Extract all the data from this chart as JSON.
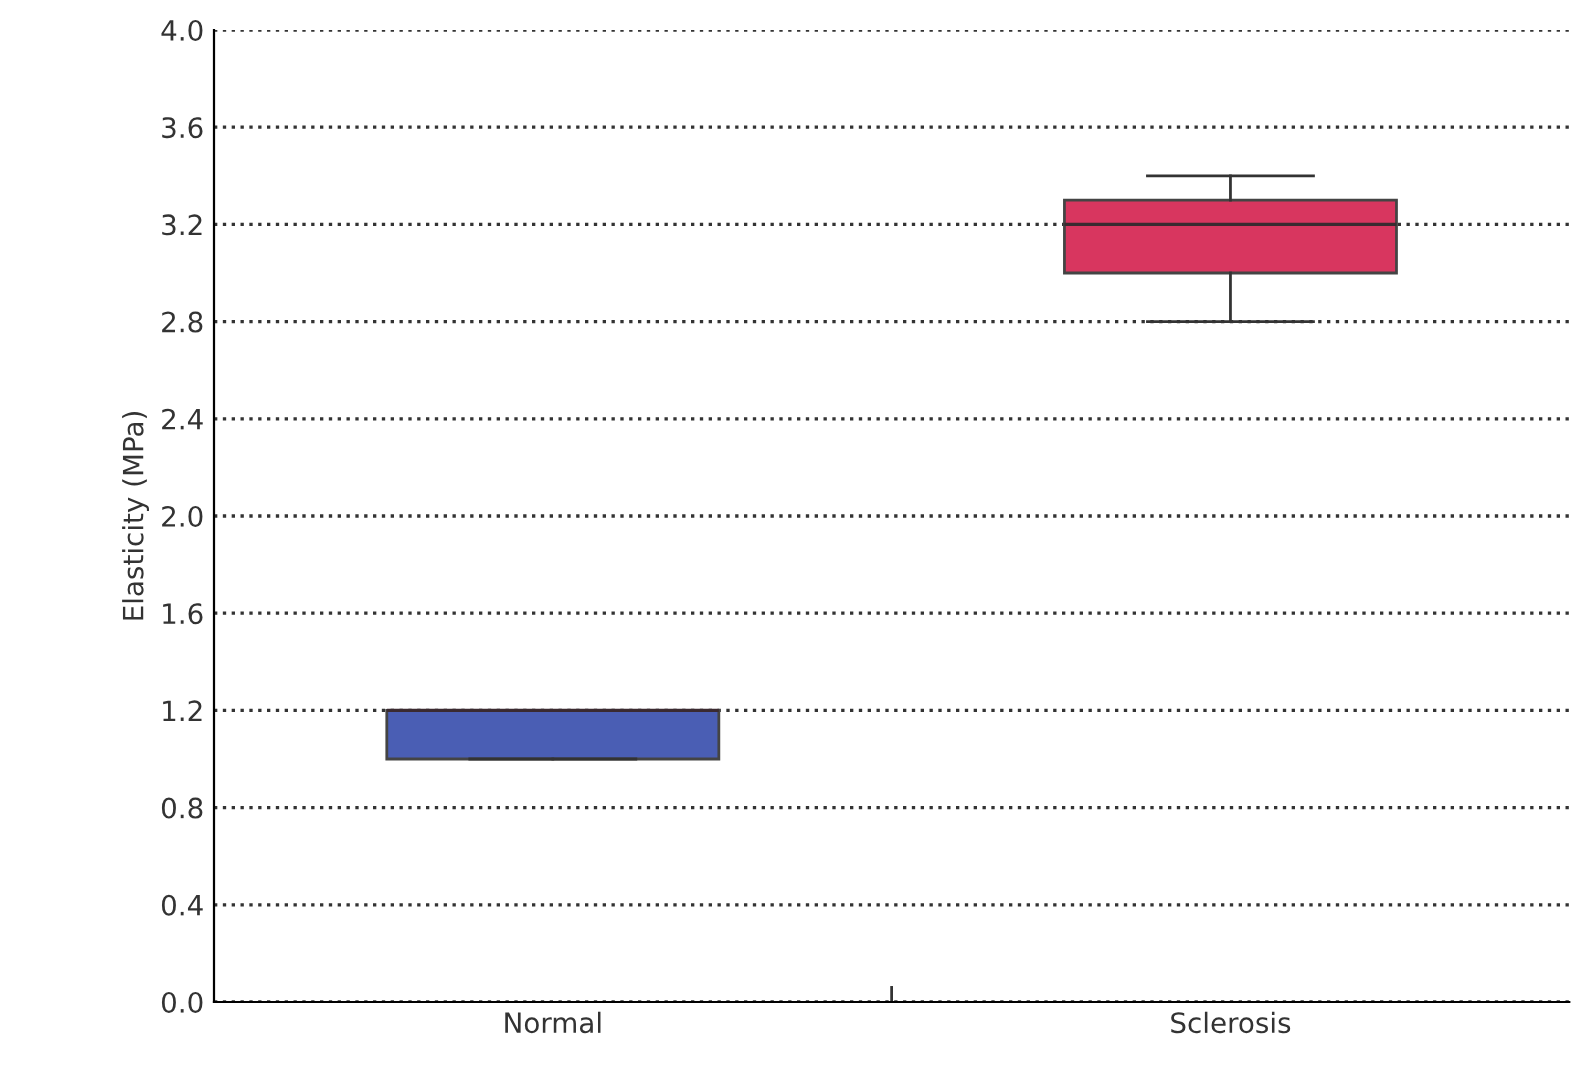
{
  "chart_data": {
    "type": "box",
    "ylabel": "Elasticity (MPa)",
    "categories": [
      "Normal",
      "Sclerosis"
    ],
    "colors": [
      "#4a5eb4",
      "#d8365f"
    ],
    "boxes": [
      {
        "low": 1.0,
        "q1": 1.0,
        "median": 1.2,
        "q3": 1.2,
        "high": 1.2
      },
      {
        "low": 2.8,
        "q1": 3.0,
        "median": 3.2,
        "q3": 3.3,
        "high": 3.4
      }
    ],
    "ylim": [
      0,
      4
    ],
    "yticks": [
      {
        "value": 0,
        "label": "0.0"
      },
      {
        "value": 0.4,
        "label": "0.4"
      },
      {
        "value": 0.8,
        "label": "0.8"
      },
      {
        "value": 1.2,
        "label": "1.2"
      },
      {
        "value": 1.6,
        "label": "1.6"
      },
      {
        "value": 2.0,
        "label": "2.0"
      },
      {
        "value": 2.4,
        "label": "2.4"
      },
      {
        "value": 2.8,
        "label": "2.8"
      },
      {
        "value": 3.2,
        "label": "3.2"
      },
      {
        "value": 3.6,
        "label": "3.6"
      },
      {
        "value": 4.0,
        "label": "4.0"
      }
    ],
    "grid": "y",
    "line_style": "dotted"
  }
}
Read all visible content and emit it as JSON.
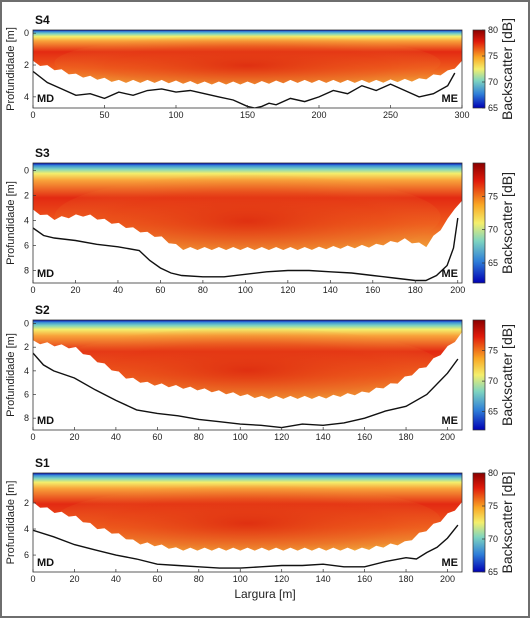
{
  "figure": {
    "xlabel": "Largura [m]",
    "colors": {
      "low": "#0000b4",
      "mid": "#7ed4c0",
      "mid2": "#f4ef6c",
      "high": "#e32a12",
      "max": "#8a0000",
      "bed": "#111111"
    }
  },
  "chart_data": [
    {
      "type": "heatmap",
      "title": "S4",
      "ylabel": "Profundidade [m]",
      "colorbar_label": "Backscatter [dB]",
      "colorbar_ticks": [
        "80",
        "75",
        "70",
        "65"
      ],
      "clim": [
        65,
        80
      ],
      "xlim": [
        0,
        300
      ],
      "ylim": [
        4.7,
        -0.2
      ],
      "xticks": [
        "0",
        "50",
        "100",
        "150",
        "200",
        "250",
        "300"
      ],
      "yticks": [
        "0",
        "2",
        "4"
      ],
      "bank_labels": [
        "MD",
        "ME"
      ],
      "bed_profile": {
        "x": [
          0,
          10,
          20,
          30,
          40,
          50,
          60,
          70,
          80,
          90,
          100,
          110,
          120,
          130,
          140,
          150,
          155,
          160,
          165,
          170,
          180,
          190,
          200,
          210,
          220,
          230,
          240,
          250,
          260,
          270,
          280,
          290,
          295
        ],
        "depth": [
          2.4,
          3.1,
          3.5,
          3.9,
          3.8,
          4.1,
          3.7,
          3.9,
          3.6,
          3.5,
          3.7,
          3.6,
          3.8,
          4.0,
          4.2,
          4.6,
          4.7,
          4.6,
          4.4,
          4.5,
          4.1,
          4.3,
          4.0,
          3.6,
          3.8,
          3.3,
          3.6,
          3.2,
          3.6,
          4.0,
          3.8,
          3.3,
          2.5
        ]
      },
      "data_extent": {
        "x": [
          0,
          15,
          30,
          45,
          60,
          90,
          120,
          150,
          180,
          210,
          240,
          270,
          290,
          300
        ],
        "max_depth": [
          1.8,
          2.2,
          2.6,
          2.8,
          3.0,
          3.0,
          3.1,
          3.1,
          3.0,
          3.0,
          3.0,
          2.9,
          2.4,
          1.8
        ]
      }
    },
    {
      "type": "heatmap",
      "title": "S3",
      "ylabel": "Profundidade [m]",
      "colorbar_label": "Backscatter [dB]",
      "colorbar_ticks": [
        "75",
        "70",
        "65"
      ],
      "clim": [
        62,
        80
      ],
      "xlim": [
        0,
        202
      ],
      "ylim": [
        9,
        -0.6
      ],
      "xticks": [
        "0",
        "20",
        "40",
        "60",
        "80",
        "100",
        "120",
        "140",
        "160",
        "180",
        "200"
      ],
      "yticks": [
        "0",
        "2",
        "4",
        "6",
        "8"
      ],
      "bank_labels": [
        "MD",
        "ME"
      ],
      "bed_profile": {
        "x": [
          0,
          5,
          10,
          20,
          30,
          40,
          50,
          55,
          60,
          65,
          70,
          80,
          90,
          100,
          110,
          120,
          130,
          140,
          150,
          160,
          170,
          180,
          185,
          190,
          195,
          198,
          200
        ],
        "depth": [
          4.6,
          5.2,
          5.4,
          5.6,
          5.9,
          6.1,
          6.4,
          7.2,
          7.8,
          8.2,
          8.4,
          8.5,
          8.5,
          8.3,
          8.1,
          8.0,
          8.0,
          8.1,
          8.2,
          8.4,
          8.6,
          8.8,
          8.8,
          8.4,
          7.6,
          6.2,
          3.8
        ]
      },
      "data_extent": {
        "x": [
          0,
          10,
          25,
          45,
          60,
          70,
          100,
          130,
          160,
          175,
          185,
          195,
          200
        ],
        "max_depth": [
          3.2,
          3.8,
          3.5,
          4.5,
          5.3,
          6.2,
          6.2,
          6.2,
          6.0,
          5.5,
          6.0,
          4.0,
          2.5
        ]
      }
    },
    {
      "type": "heatmap",
      "title": "S2",
      "ylabel": "Profundidade [m]",
      "colorbar_label": "Backscatter [dB]",
      "colorbar_ticks": [
        "75",
        "70",
        "65"
      ],
      "clim": [
        62,
        80
      ],
      "xlim": [
        0,
        207
      ],
      "ylim": [
        9,
        -0.3
      ],
      "xticks": [
        "0",
        "20",
        "40",
        "60",
        "80",
        "100",
        "120",
        "140",
        "160",
        "180",
        "200"
      ],
      "yticks": [
        "0",
        "2",
        "4",
        "6",
        "8"
      ],
      "bank_labels": [
        "MD",
        "ME"
      ],
      "bed_profile": {
        "x": [
          0,
          5,
          10,
          20,
          30,
          40,
          50,
          60,
          70,
          80,
          90,
          100,
          110,
          120,
          130,
          140,
          150,
          160,
          170,
          180,
          190,
          200,
          205
        ],
        "depth": [
          2.5,
          3.5,
          4.0,
          4.6,
          5.6,
          6.5,
          7.3,
          7.6,
          7.8,
          8.1,
          8.3,
          8.5,
          8.6,
          8.8,
          8.5,
          8.6,
          8.4,
          8.0,
          7.4,
          7.0,
          6.0,
          4.2,
          3.0
        ]
      },
      "data_extent": {
        "x": [
          0,
          20,
          30,
          45,
          55,
          80,
          110,
          140,
          160,
          175,
          190,
          200,
          207
        ],
        "max_depth": [
          1.5,
          2.0,
          3.0,
          4.5,
          5.0,
          5.5,
          6.2,
          6.2,
          5.8,
          5.0,
          3.5,
          2.0,
          0.8
        ]
      }
    },
    {
      "type": "heatmap",
      "title": "S1",
      "ylabel": "Profundidade [m]",
      "colorbar_label": "Backscatter [dB]",
      "colorbar_ticks": [
        "80",
        "75",
        "70",
        "65"
      ],
      "clim": [
        65,
        80
      ],
      "xlim": [
        0,
        207
      ],
      "ylim": [
        7.3,
        -0.3
      ],
      "xticks": [
        "0",
        "20",
        "40",
        "60",
        "80",
        "100",
        "120",
        "140",
        "160",
        "180",
        "200"
      ],
      "yticks": [
        "2",
        "4",
        "6"
      ],
      "bank_labels": [
        "MD",
        "ME"
      ],
      "bed_profile": {
        "x": [
          0,
          10,
          20,
          30,
          40,
          50,
          60,
          70,
          80,
          90,
          100,
          110,
          120,
          130,
          140,
          150,
          160,
          170,
          180,
          185,
          190,
          195,
          200,
          205
        ],
        "depth": [
          4.1,
          4.6,
          5.2,
          5.6,
          6.0,
          6.3,
          6.7,
          6.8,
          6.9,
          7.0,
          7.0,
          6.9,
          6.8,
          6.8,
          6.7,
          6.9,
          6.9,
          6.5,
          6.2,
          6.3,
          5.8,
          5.4,
          4.7,
          3.7
        ]
      },
      "data_extent": {
        "x": [
          0,
          10,
          20,
          30,
          40,
          50,
          60,
          70,
          100,
          130,
          160,
          180,
          195,
          207
        ],
        "max_depth": [
          2.0,
          2.6,
          3.0,
          3.8,
          4.3,
          5.0,
          5.2,
          5.5,
          5.5,
          5.5,
          5.5,
          5.0,
          3.5,
          2.0
        ]
      }
    }
  ]
}
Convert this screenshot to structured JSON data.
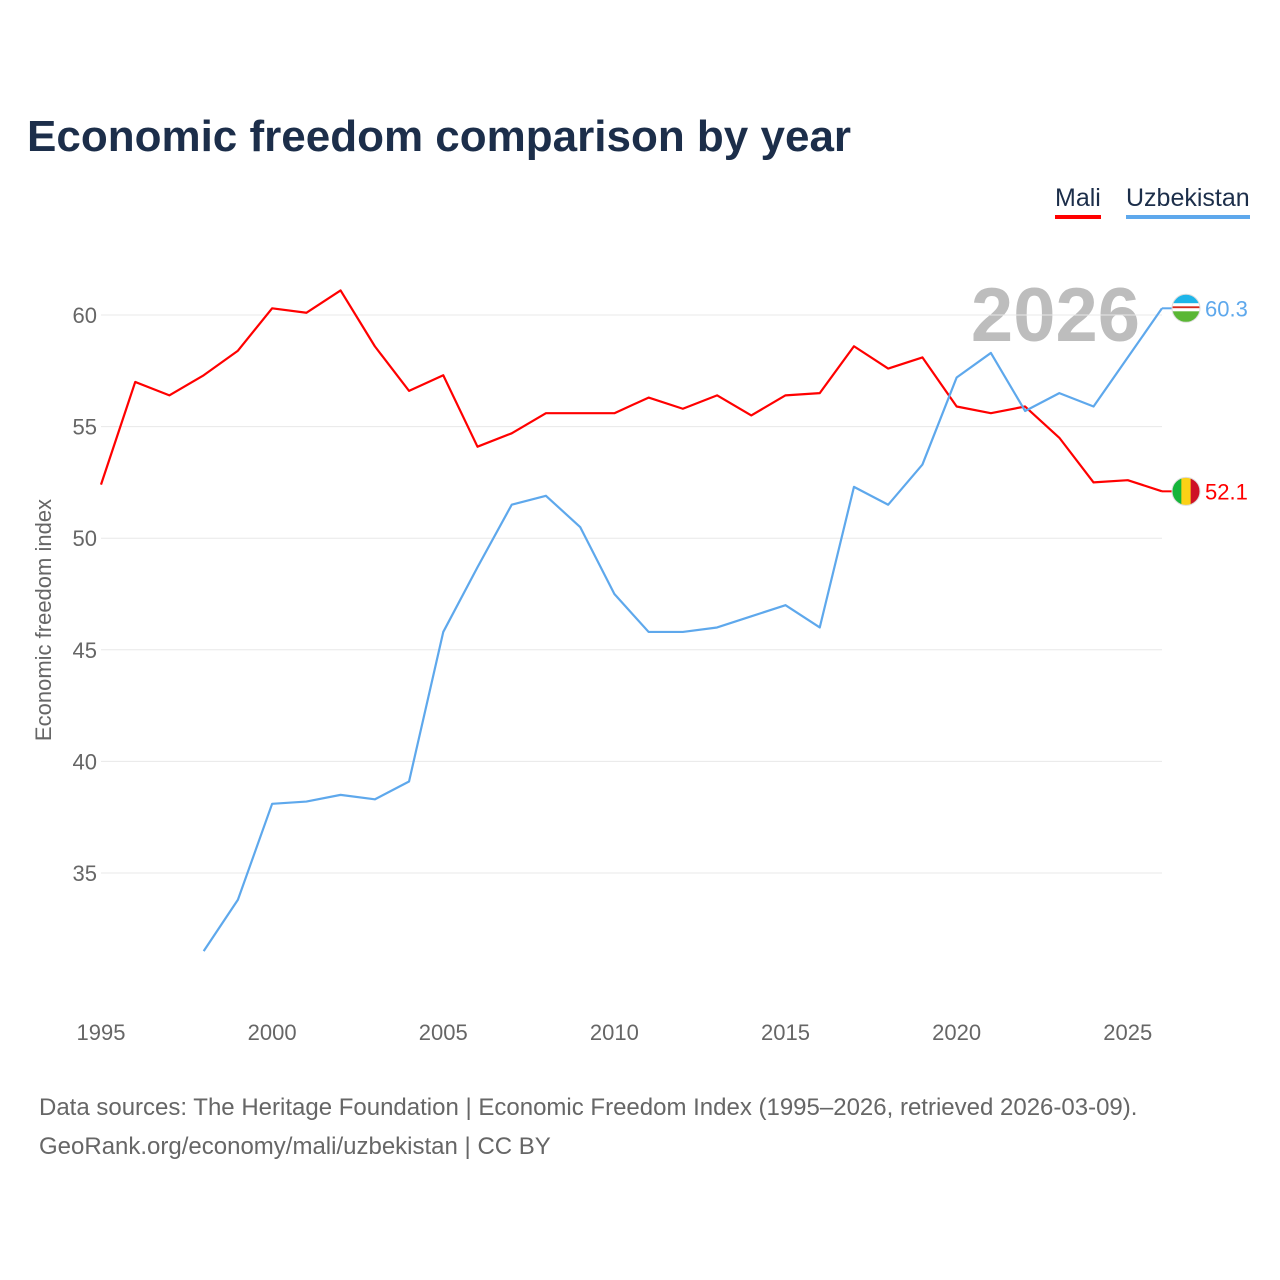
┄┄┄┄┄┄┄┄┄┄
» **STATED EXERCISE**: Read the entries and select each line where the word "this" is found.

» **EXPECTED ANSWER**:
Extract all the data from this chart as JSON.
Convert this screenshot to structured JSON data.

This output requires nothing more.